◆ **Given exercise**
Copy out every record below with complete accuracy.

◆ **Figure collection entries**
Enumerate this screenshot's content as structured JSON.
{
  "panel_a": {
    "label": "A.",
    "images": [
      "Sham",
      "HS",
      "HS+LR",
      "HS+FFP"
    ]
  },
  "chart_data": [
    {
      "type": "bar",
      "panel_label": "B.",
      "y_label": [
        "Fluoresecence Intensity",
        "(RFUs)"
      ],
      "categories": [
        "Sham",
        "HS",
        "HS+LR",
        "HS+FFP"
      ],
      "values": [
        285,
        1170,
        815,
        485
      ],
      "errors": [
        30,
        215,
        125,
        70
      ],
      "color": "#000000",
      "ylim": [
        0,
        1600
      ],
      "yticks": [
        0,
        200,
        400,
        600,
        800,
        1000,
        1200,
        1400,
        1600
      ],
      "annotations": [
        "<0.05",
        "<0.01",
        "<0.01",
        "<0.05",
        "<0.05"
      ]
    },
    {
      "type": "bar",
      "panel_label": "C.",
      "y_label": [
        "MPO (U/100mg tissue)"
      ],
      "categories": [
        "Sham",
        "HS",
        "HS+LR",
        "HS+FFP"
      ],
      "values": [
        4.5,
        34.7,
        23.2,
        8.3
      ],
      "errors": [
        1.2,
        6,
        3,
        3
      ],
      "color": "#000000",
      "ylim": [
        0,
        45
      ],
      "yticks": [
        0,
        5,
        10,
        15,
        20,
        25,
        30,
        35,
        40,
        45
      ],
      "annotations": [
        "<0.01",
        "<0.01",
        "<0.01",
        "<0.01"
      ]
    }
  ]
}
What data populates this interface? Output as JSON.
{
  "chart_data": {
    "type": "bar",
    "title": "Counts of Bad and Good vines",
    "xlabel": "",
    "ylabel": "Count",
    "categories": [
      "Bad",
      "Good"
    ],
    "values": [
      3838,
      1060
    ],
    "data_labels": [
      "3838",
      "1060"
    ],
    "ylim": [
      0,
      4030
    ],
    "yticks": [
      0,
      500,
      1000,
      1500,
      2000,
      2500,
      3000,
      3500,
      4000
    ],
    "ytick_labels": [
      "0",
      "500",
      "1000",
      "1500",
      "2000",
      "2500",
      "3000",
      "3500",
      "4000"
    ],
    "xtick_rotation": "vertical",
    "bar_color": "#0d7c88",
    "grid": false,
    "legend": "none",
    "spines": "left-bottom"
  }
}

◆ **The answer**
Enumerate this screenshot's content as structured JSON.
{
  "panel_a": {
    "label": "A.",
    "images": [
      "Sham",
      "HS",
      "HS+LR",
      "HS+FFP"
    ]
  },
  "chart_data": [
    {
      "type": "bar",
      "panel_label": "B.",
      "y_label": [
        "Fluoresecence Intensity",
        "(RFUs)"
      ],
      "categories": [
        "Sham",
        "HS",
        "HS+LR",
        "HS+FFP"
      ],
      "values": [
        285,
        1170,
        815,
        485
      ],
      "errors": [
        30,
        215,
        125,
        70
      ],
      "color": "#000000",
      "ylim": [
        0,
        1600
      ],
      "yticks": [
        0,
        200,
        400,
        600,
        800,
        1000,
        1200,
        1400,
        1600
      ],
      "annotations": [
        "<0.05",
        "<0.01",
        "<0.01",
        "<0.05",
        "<0.05"
      ]
    },
    {
      "type": "bar",
      "panel_label": "C.",
      "y_label": [
        "MPO (U/100mg tissue)"
      ],
      "categories": [
        "Sham",
        "HS",
        "HS+LR",
        "HS+FFP"
      ],
      "values": [
        4.5,
        34.7,
        23.2,
        8.3
      ],
      "errors": [
        1.2,
        6,
        3,
        3
      ],
      "color": "#000000",
      "ylim": [
        0,
        45
      ],
      "yticks": [
        0,
        5,
        10,
        15,
        20,
        25,
        30,
        35,
        40,
        45
      ],
      "annotations": [
        "<0.01",
        "<0.01",
        "<0.01",
        "<0.01"
      ]
    }
  ]
}
What data populates this interface? Output as JSON.
{
  "chart_data": {
    "type": "bar",
    "title": "Counts of Bad and Good vines",
    "xlabel": "",
    "ylabel": "Count",
    "categories": [
      "Bad",
      "Good"
    ],
    "values": [
      3838,
      1060
    ],
    "data_labels": [
      "3838",
      "1060"
    ],
    "ylim": [
      0,
      4030
    ],
    "yticks": [
      0,
      500,
      1000,
      1500,
      2000,
      2500,
      3000,
      3500,
      4000
    ],
    "ytick_labels": [
      "0",
      "500",
      "1000",
      "1500",
      "2000",
      "2500",
      "3000",
      "3500",
      "4000"
    ],
    "xtick_rotation": "vertical",
    "bar_color": "#0d7c88",
    "grid": false,
    "legend": "none",
    "spines": "left-bottom"
  }
}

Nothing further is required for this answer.